SHORT PROBLEM: Search the records below for the word "valori". Pull out each line that has it.

SOURCE DATA:
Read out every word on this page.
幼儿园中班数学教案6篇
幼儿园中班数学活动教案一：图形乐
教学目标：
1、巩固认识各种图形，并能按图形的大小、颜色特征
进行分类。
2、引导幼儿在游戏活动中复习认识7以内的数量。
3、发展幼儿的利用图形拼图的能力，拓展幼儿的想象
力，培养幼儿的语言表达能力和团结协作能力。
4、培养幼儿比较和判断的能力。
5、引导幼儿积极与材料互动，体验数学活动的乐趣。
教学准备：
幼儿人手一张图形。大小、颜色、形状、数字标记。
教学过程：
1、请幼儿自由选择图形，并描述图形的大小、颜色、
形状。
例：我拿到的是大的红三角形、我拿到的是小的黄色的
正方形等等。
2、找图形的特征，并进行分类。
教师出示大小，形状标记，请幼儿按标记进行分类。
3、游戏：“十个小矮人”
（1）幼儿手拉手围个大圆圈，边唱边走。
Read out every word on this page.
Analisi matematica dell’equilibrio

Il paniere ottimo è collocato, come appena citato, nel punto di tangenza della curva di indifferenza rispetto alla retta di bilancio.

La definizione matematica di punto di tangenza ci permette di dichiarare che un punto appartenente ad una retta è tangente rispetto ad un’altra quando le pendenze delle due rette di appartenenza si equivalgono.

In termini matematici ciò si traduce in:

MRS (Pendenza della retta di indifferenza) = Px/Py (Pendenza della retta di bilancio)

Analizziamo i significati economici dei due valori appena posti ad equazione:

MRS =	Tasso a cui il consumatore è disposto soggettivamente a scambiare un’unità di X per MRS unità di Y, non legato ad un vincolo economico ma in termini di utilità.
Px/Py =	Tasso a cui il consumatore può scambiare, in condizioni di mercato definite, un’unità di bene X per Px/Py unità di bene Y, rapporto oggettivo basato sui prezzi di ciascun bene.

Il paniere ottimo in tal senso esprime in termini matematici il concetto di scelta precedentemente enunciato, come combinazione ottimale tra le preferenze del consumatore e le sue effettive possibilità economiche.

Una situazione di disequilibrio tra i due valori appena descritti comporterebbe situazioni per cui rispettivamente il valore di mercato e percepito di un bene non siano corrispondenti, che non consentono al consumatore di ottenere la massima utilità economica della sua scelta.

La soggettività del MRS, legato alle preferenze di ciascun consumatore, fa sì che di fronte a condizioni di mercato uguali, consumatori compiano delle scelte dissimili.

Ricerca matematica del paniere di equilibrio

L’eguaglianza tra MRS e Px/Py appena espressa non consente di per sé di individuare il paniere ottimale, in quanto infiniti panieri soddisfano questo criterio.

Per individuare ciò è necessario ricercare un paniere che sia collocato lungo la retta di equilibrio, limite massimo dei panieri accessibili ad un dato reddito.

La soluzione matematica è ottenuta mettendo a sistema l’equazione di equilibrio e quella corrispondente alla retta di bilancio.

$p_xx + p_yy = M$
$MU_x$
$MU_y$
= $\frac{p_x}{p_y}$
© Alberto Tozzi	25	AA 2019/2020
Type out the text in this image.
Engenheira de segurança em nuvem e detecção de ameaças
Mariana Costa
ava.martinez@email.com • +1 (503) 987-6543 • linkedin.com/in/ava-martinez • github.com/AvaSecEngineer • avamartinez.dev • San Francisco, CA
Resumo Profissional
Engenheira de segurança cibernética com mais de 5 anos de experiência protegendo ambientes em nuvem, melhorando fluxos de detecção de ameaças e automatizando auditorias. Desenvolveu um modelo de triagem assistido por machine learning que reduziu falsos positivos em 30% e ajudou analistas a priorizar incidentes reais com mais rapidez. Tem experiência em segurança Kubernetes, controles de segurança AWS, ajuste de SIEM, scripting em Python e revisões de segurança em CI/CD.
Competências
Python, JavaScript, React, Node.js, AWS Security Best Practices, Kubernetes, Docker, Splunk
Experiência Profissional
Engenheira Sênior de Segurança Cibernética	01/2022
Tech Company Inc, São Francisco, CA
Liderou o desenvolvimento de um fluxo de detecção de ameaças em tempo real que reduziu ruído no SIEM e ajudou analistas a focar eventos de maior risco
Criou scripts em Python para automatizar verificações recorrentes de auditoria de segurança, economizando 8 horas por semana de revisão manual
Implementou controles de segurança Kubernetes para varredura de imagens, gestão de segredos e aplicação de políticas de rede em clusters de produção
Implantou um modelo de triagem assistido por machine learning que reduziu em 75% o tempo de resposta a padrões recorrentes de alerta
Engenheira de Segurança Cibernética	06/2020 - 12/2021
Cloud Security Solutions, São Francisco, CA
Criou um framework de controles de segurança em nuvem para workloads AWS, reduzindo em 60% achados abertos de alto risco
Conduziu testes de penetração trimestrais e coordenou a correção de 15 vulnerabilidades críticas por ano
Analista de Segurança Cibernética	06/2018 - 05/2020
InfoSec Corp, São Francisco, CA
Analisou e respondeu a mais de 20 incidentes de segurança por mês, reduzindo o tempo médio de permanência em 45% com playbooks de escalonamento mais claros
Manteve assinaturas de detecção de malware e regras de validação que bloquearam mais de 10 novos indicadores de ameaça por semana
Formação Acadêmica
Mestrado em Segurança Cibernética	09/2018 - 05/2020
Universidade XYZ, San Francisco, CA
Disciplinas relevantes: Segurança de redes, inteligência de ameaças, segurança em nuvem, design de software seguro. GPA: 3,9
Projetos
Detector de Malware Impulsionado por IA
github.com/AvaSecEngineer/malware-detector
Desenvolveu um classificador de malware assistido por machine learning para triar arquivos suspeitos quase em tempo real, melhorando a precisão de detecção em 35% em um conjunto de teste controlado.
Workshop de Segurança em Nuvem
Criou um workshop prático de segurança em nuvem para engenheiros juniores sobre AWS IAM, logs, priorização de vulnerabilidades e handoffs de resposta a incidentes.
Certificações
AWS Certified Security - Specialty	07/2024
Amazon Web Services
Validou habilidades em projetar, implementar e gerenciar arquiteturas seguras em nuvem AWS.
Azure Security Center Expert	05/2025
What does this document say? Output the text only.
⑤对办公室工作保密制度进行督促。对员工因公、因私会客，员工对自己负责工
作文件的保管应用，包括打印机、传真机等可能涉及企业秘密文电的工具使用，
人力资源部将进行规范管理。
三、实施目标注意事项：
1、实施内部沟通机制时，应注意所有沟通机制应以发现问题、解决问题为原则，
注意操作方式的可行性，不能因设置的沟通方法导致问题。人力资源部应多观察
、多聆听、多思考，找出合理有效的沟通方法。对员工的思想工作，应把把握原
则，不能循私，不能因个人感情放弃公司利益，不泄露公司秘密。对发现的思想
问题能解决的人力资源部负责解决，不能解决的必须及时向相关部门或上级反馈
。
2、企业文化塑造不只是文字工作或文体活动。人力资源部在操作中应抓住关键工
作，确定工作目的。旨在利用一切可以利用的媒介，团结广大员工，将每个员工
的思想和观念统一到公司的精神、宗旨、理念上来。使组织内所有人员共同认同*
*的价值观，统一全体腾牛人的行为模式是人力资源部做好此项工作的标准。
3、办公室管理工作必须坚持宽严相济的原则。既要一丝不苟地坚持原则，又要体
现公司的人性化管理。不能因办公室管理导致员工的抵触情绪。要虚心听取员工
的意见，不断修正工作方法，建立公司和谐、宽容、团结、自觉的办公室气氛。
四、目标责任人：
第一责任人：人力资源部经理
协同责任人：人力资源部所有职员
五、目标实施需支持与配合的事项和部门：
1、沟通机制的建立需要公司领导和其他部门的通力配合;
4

EXERCISE RESPONSE:
Analizziamo i significati economici dei due valori appena posti ad equazione:
Una situazione di disequilibrio tra i due valori appena descritti comporterebbe situazioni per cui rispettivamente il valore di mercato e percepito di un bene non siano corrispondenti, che non consentono al consumatore di ottenere la massima utilità economica della sua scelta.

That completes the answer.